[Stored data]

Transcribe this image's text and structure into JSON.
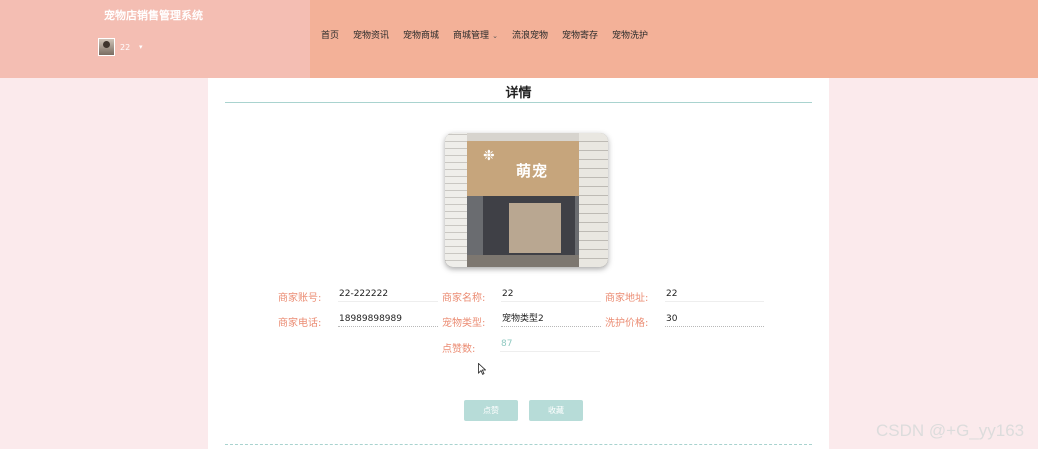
{
  "header": {
    "app_title": "宠物店销售管理系统",
    "username": "22",
    "user_caret": "▾",
    "nav": [
      {
        "label": "首页",
        "has_dropdown": false
      },
      {
        "label": "宠物资讯",
        "has_dropdown": false
      },
      {
        "label": "宠物商城",
        "has_dropdown": false
      },
      {
        "label": "商城管理",
        "has_dropdown": true
      },
      {
        "label": "流浪宠物",
        "has_dropdown": false
      },
      {
        "label": "宠物寄存",
        "has_dropdown": false
      },
      {
        "label": "宠物洗护",
        "has_dropdown": false
      }
    ],
    "dropdown_chevron": "⌄"
  },
  "detail": {
    "page_title": "详情",
    "photo_sign_text": "萌宠",
    "fields": {
      "merchant_account": {
        "label": "商家账号:",
        "value": "22-222222"
      },
      "merchant_name": {
        "label": "商家名称:",
        "value": "22"
      },
      "merchant_address": {
        "label": "商家地址:",
        "value": "22"
      },
      "merchant_phone": {
        "label": "商家电话:",
        "value": "18989898989"
      },
      "pet_type": {
        "label": "宠物类型:",
        "value": "宠物类型2"
      },
      "wash_price": {
        "label": "洗护价格:",
        "value": "30"
      },
      "like_count": {
        "label": "点赞数:",
        "value": "87"
      }
    },
    "buttons": {
      "like": "点赞",
      "favorite": "收藏"
    }
  },
  "watermark": "CSDN @+G_yy163",
  "colors": {
    "header_bg": "#f3b198",
    "brand_bg": "#f4beb3",
    "page_bg": "#fbeaec",
    "label_color": "#eb8c73",
    "accent_teal": "#a9d3cf",
    "button_bg": "#b7dcd8"
  }
}
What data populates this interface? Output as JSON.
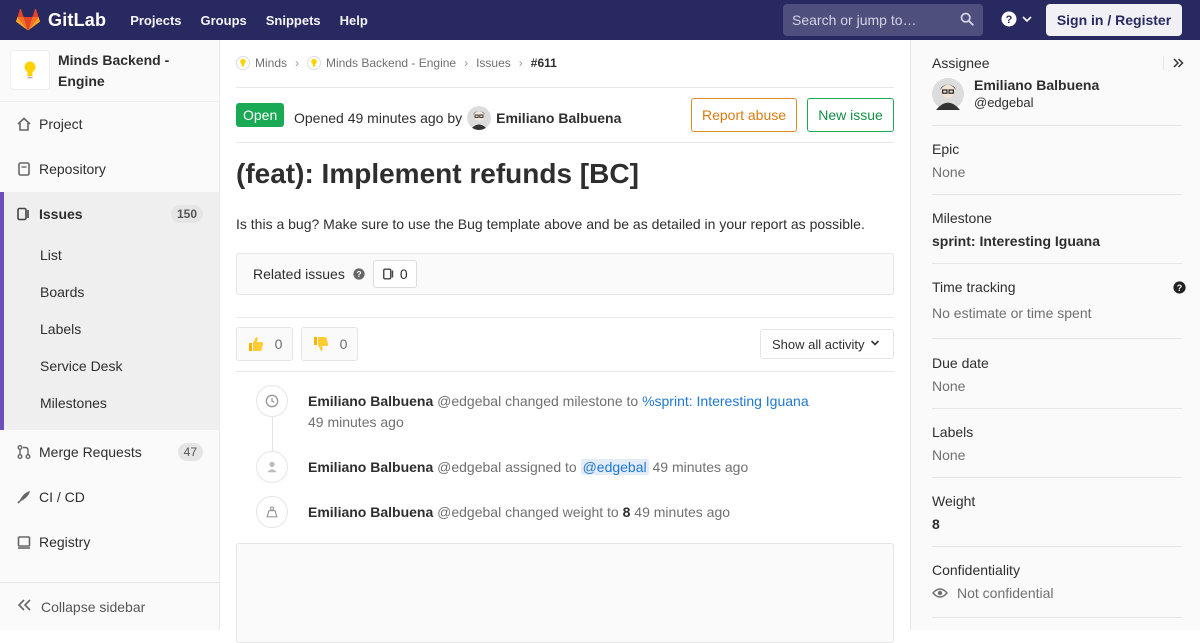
{
  "topbar": {
    "brand": "GitLab",
    "nav": [
      "Projects",
      "Groups",
      "Snippets",
      "Help"
    ],
    "search_placeholder": "Search or jump to…",
    "signin": "Sign in / Register"
  },
  "sidebar": {
    "project_name": "Minds Backend - Engine",
    "items": [
      {
        "label": "Project",
        "icon": "home-icon"
      },
      {
        "label": "Repository",
        "icon": "doc-icon"
      },
      {
        "label": "Issues",
        "icon": "issues-icon",
        "badge": "150"
      },
      {
        "label": "Merge Requests",
        "icon": "merge-request-icon",
        "badge": "47"
      },
      {
        "label": "CI / CD",
        "icon": "rocket-icon"
      },
      {
        "label": "Registry",
        "icon": "container-icon"
      }
    ],
    "issue_subitems": [
      "List",
      "Boards",
      "Labels",
      "Service Desk",
      "Milestones"
    ],
    "collapse_label": "Collapse sidebar"
  },
  "breadcrumb": {
    "items": [
      "Minds",
      "Minds Backend - Engine",
      "Issues"
    ],
    "current": "#611"
  },
  "issue": {
    "status": "Open",
    "opened_text": "Opened 49 minutes ago by",
    "author": "Emiliano Balbuena",
    "report_abuse": "Report abuse",
    "new_issue": "New issue",
    "title": "(feat): Implement refunds [BC]",
    "description": "Is this a bug? Make sure to use the Bug template above and be as detailed in your report as possible.",
    "related_label": "Related issues",
    "related_count": "0",
    "thumbs_up": "0",
    "thumbs_down": "0",
    "activity_filter": "Show all activity"
  },
  "timeline": [
    {
      "author": "Emiliano Balbuena",
      "handle": "@edgebal",
      "action": "changed milestone to",
      "link": "%sprint: Interesting Iguana",
      "time": "49 minutes ago"
    },
    {
      "author": "Emiliano Balbuena",
      "handle": "@edgebal",
      "action": "assigned to",
      "mention": "@edgebal",
      "time": "49 minutes ago"
    },
    {
      "author": "Emiliano Balbuena",
      "handle": "@edgebal",
      "action": "changed weight to",
      "value": "8",
      "time": "49 minutes ago"
    }
  ],
  "right_sidebar": {
    "assignee_title": "Assignee",
    "assignee_name": "Emiliano Balbuena",
    "assignee_handle": "@edgebal",
    "epic_title": "Epic",
    "epic_value": "None",
    "milestone_title": "Milestone",
    "milestone_value": "sprint: Interesting Iguana",
    "time_title": "Time tracking",
    "time_value": "No estimate or time spent",
    "due_title": "Due date",
    "due_value": "None",
    "labels_title": "Labels",
    "labels_value": "None",
    "weight_title": "Weight",
    "weight_value": "8",
    "conf_title": "Confidentiality",
    "conf_value": "Not confidential"
  },
  "colors": {
    "nav_bg": "#292961",
    "open_green": "#1aaa55",
    "abuse_orange": "#e08c26",
    "link_blue": "#1f78d1",
    "active_border": "#6b4fbb"
  }
}
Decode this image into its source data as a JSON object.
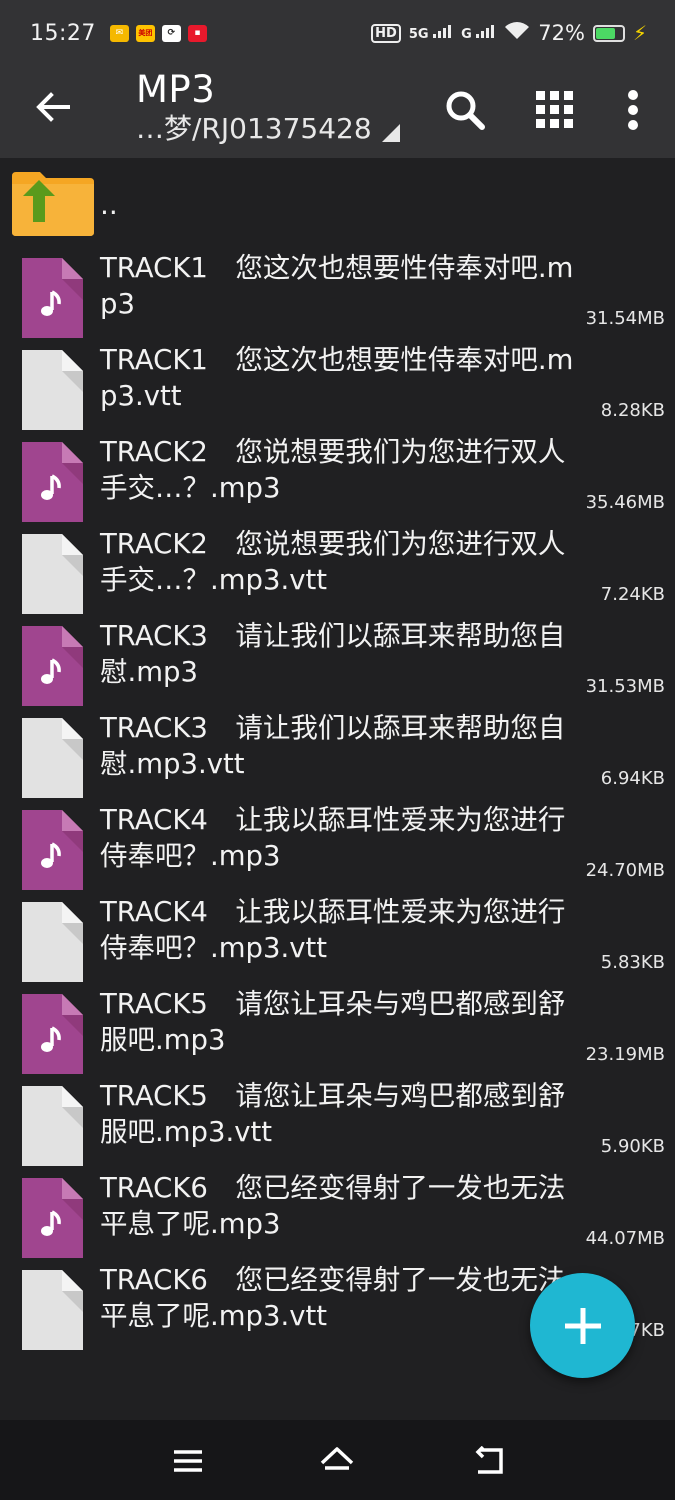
{
  "status_bar": {
    "time": "15:27",
    "network_hd": "HD",
    "network_5g": "5G",
    "network_g": "G",
    "battery_percent": "72%",
    "battery_level": 0.72,
    "notification_icons": [
      "mail-icon",
      "meituan-icon",
      "tool-icon",
      "app-icon"
    ],
    "notification_labels": [
      "",
      "美团",
      "",
      ""
    ]
  },
  "app_bar": {
    "title": "MP3",
    "path": "…梦/RJ01375428",
    "icons": [
      "back-arrow-icon",
      "search-icon",
      "grid-view-icon",
      "more-vert-icon"
    ]
  },
  "parent_entry": {
    "label": ".."
  },
  "files": [
    {
      "name": "TRACK1　您这次也想要性侍奉对吧.mp3",
      "size": "31.54MB",
      "type": "audio"
    },
    {
      "name": "TRACK1　您这次也想要性侍奉对吧.mp3.vtt",
      "size": "8.28KB",
      "type": "text"
    },
    {
      "name": "TRACK2　您说想要我们为您进行双人手交…？.mp3",
      "size": "35.46MB",
      "type": "audio"
    },
    {
      "name": "TRACK2　您说想要我们为您进行双人手交…？.mp3.vtt",
      "size": "7.24KB",
      "type": "text"
    },
    {
      "name": "TRACK3　请让我们以舔耳来帮助您自慰.mp3",
      "size": "31.53MB",
      "type": "audio"
    },
    {
      "name": "TRACK3　请让我们以舔耳来帮助您自慰.mp3.vtt",
      "size": "6.94KB",
      "type": "text"
    },
    {
      "name": "TRACK4　让我以舔耳性爱来为您进行侍奉吧？.mp3",
      "size": "24.70MB",
      "type": "audio"
    },
    {
      "name": "TRACK4　让我以舔耳性爱来为您进行侍奉吧？.mp3.vtt",
      "size": "5.83KB",
      "type": "text"
    },
    {
      "name": "TRACK5　请您让耳朵与鸡巴都感到舒服吧.mp3",
      "size": "23.19MB",
      "type": "audio"
    },
    {
      "name": "TRACK5　请您让耳朵与鸡巴都感到舒服吧.mp3.vtt",
      "size": "5.90KB",
      "type": "text"
    },
    {
      "name": "TRACK6　您已经变得射了一发也无法平息了呢.mp3",
      "size": "44.07MB",
      "type": "audio"
    },
    {
      "name": "TRACK6　您已经变得射了一发也无法平息了呢.mp3.vtt",
      "size": "7KB",
      "type": "text"
    }
  ],
  "fab": {
    "icon": "add-icon"
  },
  "nav_bar": {
    "icons": [
      "menu-icon",
      "home-icon",
      "back-icon"
    ]
  },
  "colors": {
    "bar_bg": "#333335",
    "list_bg": "#202022",
    "audio_file": "#a0458f",
    "text_file": "#e2e2e2",
    "folder": "#f5a623",
    "folder_arrow": "#5a9a1c",
    "fab": "#1fb7d2"
  }
}
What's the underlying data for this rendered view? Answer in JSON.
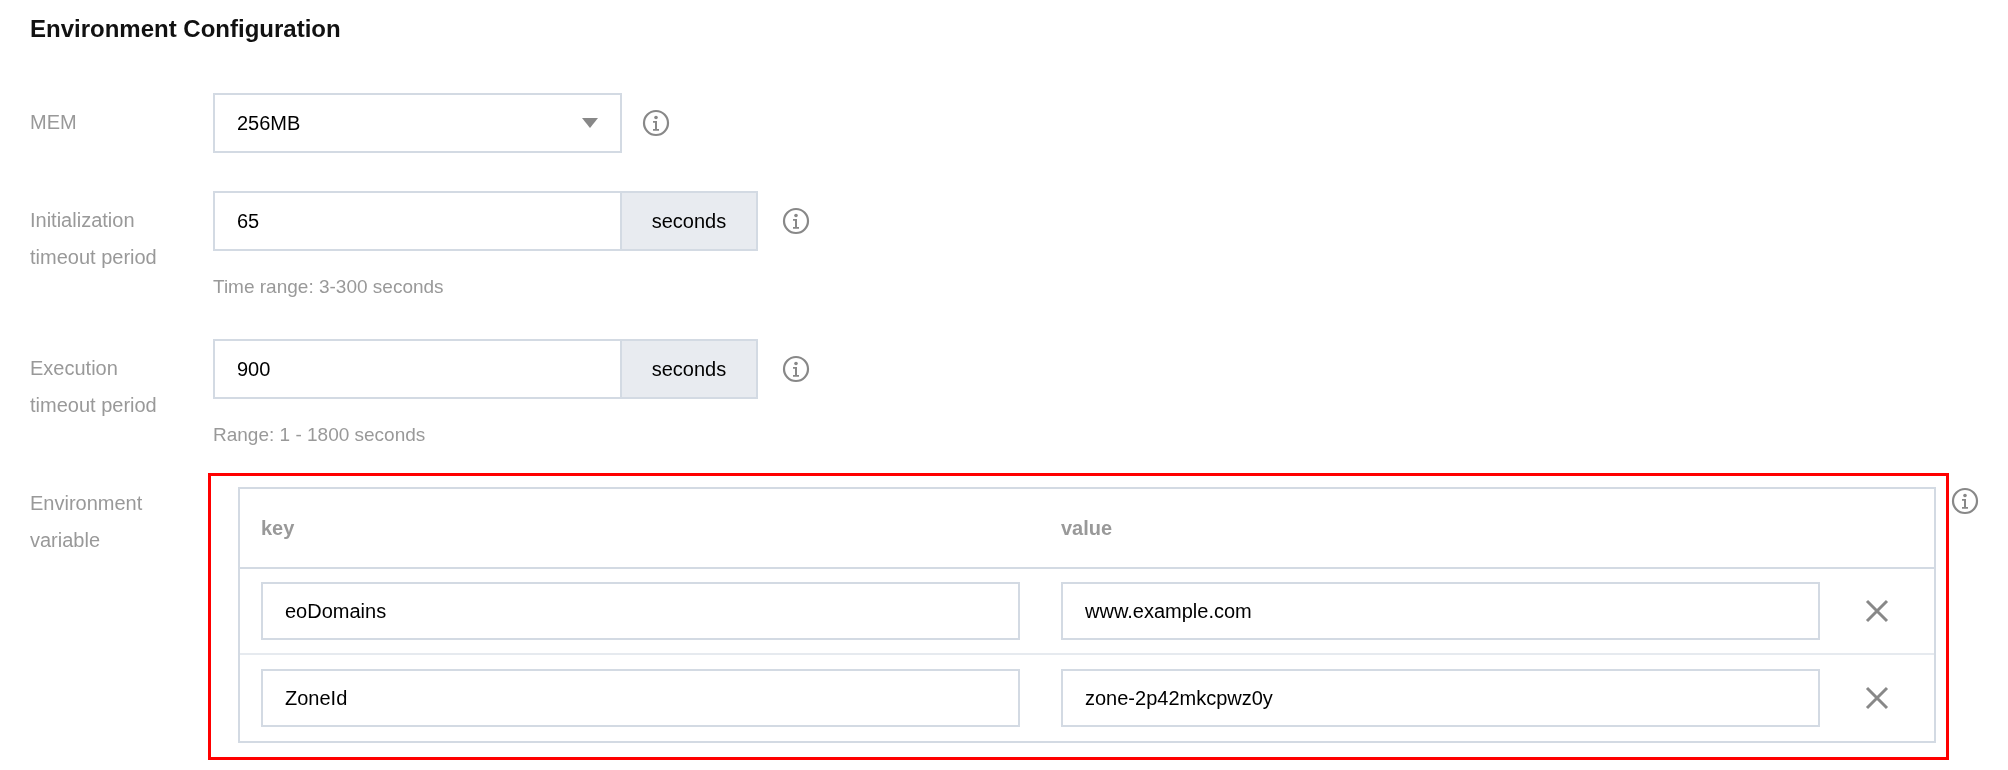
{
  "title": "Environment Configuration",
  "fields": [
    {
      "kind": "select",
      "label": "MEM",
      "value": "256MB"
    },
    {
      "kind": "input",
      "label": "Initialization timeout period",
      "value": "65",
      "addon": "seconds",
      "hint": "Time range: 3-300 seconds"
    },
    {
      "kind": "input",
      "label": "Execution timeout period",
      "value": "900",
      "addon": "seconds",
      "hint": "Range: 1 - 1800 seconds"
    }
  ],
  "env": {
    "label": "Environment variable",
    "highlighted": true,
    "columns": [
      "key",
      "value"
    ],
    "rows": [
      {
        "key": "eoDomains",
        "value": "www.example.com"
      },
      {
        "key": "ZoneId",
        "value": "zone-2p42mkcpwz0y"
      }
    ]
  }
}
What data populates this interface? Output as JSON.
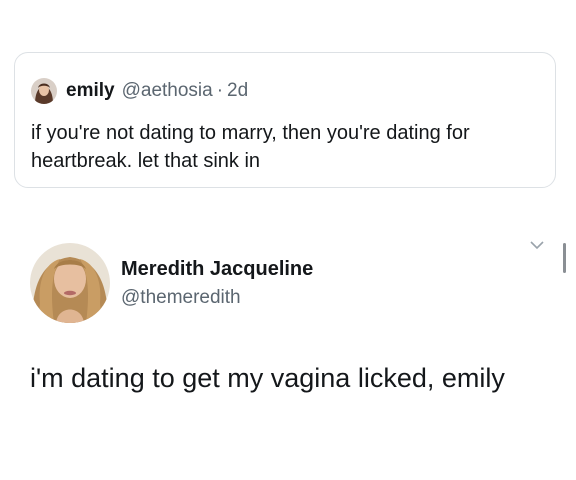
{
  "quoted_tweet": {
    "display_name": "emily",
    "handle": "@aethosia",
    "separator": "·",
    "age": "2d",
    "text": "if you're not dating to marry, then you're dating for heartbreak. let that sink in"
  },
  "reply_tweet": {
    "display_name": "Meredith Jacqueline",
    "handle": "@themeredith",
    "text": "i'm dating to get my vagina licked, emily"
  },
  "icons": {
    "more_options": "chevron-down-icon"
  },
  "colors": {
    "primary_text": "#14171a",
    "secondary_text": "#5b6670",
    "card_border": "#dde1e5",
    "background": "#ffffff"
  }
}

EXERCISE PROMPT:
Every line containing the string "None" must be listed.

OUTPUT FOR THIS EXERCISE:
    "epic_value": "None",
    "due_value": "None",
    "labels_value": "None",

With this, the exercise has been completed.